Structured figure records:
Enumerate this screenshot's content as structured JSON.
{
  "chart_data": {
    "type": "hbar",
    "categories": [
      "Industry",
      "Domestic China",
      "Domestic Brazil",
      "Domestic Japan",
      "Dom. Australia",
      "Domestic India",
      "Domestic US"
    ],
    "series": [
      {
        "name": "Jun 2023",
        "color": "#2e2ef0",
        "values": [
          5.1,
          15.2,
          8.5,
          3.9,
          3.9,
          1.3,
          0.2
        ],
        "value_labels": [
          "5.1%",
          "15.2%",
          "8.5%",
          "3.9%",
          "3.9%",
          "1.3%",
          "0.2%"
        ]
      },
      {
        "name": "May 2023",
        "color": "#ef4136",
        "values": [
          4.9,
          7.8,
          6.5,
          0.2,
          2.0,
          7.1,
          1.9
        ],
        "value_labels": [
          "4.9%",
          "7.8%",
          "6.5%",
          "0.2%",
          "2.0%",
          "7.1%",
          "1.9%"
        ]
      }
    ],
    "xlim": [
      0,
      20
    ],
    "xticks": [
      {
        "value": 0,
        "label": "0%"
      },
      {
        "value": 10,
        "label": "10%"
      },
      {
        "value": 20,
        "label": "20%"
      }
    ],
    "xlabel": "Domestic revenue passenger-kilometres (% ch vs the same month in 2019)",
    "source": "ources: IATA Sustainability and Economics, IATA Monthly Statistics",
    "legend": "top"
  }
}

▶ [PROBLEM REQUIREMENTS]:
Above are lines of data; state how many of them contain the word "Domestic", with no other output.

▶ [ANSWER]:
6